* _Problem requirements_
Copy out every record precisely.

* _Dataset records_
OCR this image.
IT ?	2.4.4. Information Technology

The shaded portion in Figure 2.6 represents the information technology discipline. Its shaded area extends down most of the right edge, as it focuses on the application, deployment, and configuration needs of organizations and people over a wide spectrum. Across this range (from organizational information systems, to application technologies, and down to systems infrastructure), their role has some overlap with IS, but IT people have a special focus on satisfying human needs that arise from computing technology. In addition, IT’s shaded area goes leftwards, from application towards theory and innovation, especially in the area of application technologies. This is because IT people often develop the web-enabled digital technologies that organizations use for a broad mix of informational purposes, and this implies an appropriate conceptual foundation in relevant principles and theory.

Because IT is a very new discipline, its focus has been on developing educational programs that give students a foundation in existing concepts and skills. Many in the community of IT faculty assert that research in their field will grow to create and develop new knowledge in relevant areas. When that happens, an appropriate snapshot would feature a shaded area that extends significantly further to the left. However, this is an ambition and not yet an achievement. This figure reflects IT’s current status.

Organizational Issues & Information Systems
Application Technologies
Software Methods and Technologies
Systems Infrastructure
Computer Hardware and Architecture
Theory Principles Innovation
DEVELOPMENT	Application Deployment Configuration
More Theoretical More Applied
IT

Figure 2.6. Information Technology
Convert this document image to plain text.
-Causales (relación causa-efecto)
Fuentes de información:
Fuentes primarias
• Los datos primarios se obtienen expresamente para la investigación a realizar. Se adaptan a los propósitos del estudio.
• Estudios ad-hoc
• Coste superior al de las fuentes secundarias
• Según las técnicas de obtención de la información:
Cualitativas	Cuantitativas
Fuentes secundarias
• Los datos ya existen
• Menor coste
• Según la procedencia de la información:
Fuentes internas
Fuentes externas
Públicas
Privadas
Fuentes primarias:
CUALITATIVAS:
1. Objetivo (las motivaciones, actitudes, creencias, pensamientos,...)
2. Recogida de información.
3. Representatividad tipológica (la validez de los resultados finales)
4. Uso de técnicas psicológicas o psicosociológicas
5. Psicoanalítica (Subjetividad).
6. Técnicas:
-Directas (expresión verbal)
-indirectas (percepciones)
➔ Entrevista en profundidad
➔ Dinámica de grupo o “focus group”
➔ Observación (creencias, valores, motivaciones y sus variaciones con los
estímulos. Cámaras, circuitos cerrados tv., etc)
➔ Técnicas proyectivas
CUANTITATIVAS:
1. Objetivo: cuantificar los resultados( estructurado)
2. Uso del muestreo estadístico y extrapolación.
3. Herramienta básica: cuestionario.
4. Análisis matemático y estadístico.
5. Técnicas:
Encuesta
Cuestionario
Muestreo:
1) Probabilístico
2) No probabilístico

* _Answer below_
OCR this image.
IT ?	2.4.4. Information Technology

The shaded portion in Figure 2.6 represents the information technology discipline. Its shaded area extends down most of the right edge, as it focuses on the application, deployment, and configuration needs of organizations and people over a wide spectrum. Across this range (from organizational information systems, to application technologies, and down to systems infrastructure), their role has some overlap with IS, but IT people have a special focus on satisfying human needs that arise from computing technology. In addition, IT’s shaded area goes leftwards, from application towards theory and innovation, especially in the area of application technologies. This is because IT people often develop the web-enabled digital technologies that organizations use for a broad mix of informational purposes, and this implies an appropriate conceptual foundation in relevant principles and theory.

Because IT is a very new discipline, its focus has been on developing educational programs that give students a foundation in existing concepts and skills. Many in the community of IT faculty assert that research in their field will grow to create and develop new knowledge in relevant areas. When that happens, an appropriate snapshot would feature a shaded area that extends significantly further to the left. However, this is an ambition and not yet an achievement. This figure reflects IT’s current status.

Organizational Issues & Information Systems
Application Technologies
Software Methods and Technologies
Systems Infrastructure
Computer Hardware and Architecture
Theory Principles Innovation
DEVELOPMENT	Application Deployment Configuration
More Theoretical More Applied
IT

Figure 2.6. Information Technology
Convert this document image to plain text.
-Causales (relación causa-efecto)
Fuentes de información:
Fuentes primarias
• Los datos primarios se obtienen expresamente para la investigación a realizar. Se adaptan a los propósitos del estudio.
• Estudios ad-hoc
• Coste superior al de las fuentes secundarias
• Según las técnicas de obtención de la información:
Cualitativas	Cuantitativas
Fuentes secundarias
• Los datos ya existen
• Menor coste
• Según la procedencia de la información:
Fuentes internas
Fuentes externas
Públicas
Privadas
Fuentes primarias:
CUALITATIVAS:
1. Objetivo (las motivaciones, actitudes, creencias, pensamientos,...)
2. Recogida de información.
3. Representatividad tipológica (la validez de los resultados finales)
4. Uso de técnicas psicológicas o psicosociológicas
5. Psicoanalítica (Subjetividad).
6. Técnicas:
-Directas (expresión verbal)
-indirectas (percepciones)
➔ Entrevista en profundidad
➔ Dinámica de grupo o “focus group”
➔ Observación (creencias, valores, motivaciones y sus variaciones con los
estímulos. Cámaras, circuitos cerrados tv., etc)
➔ Técnicas proyectivas
CUANTITATIVAS:
1. Objetivo: cuantificar los resultados( estructurado)
2. Uso del muestreo estadístico y extrapolación.
3. Herramienta básica: cuestionario.
4. Análisis matemático y estadístico.
5. Técnicas:
Encuesta
Cuestionario
Muestreo:
1) Probabilístico
2) No probabilístico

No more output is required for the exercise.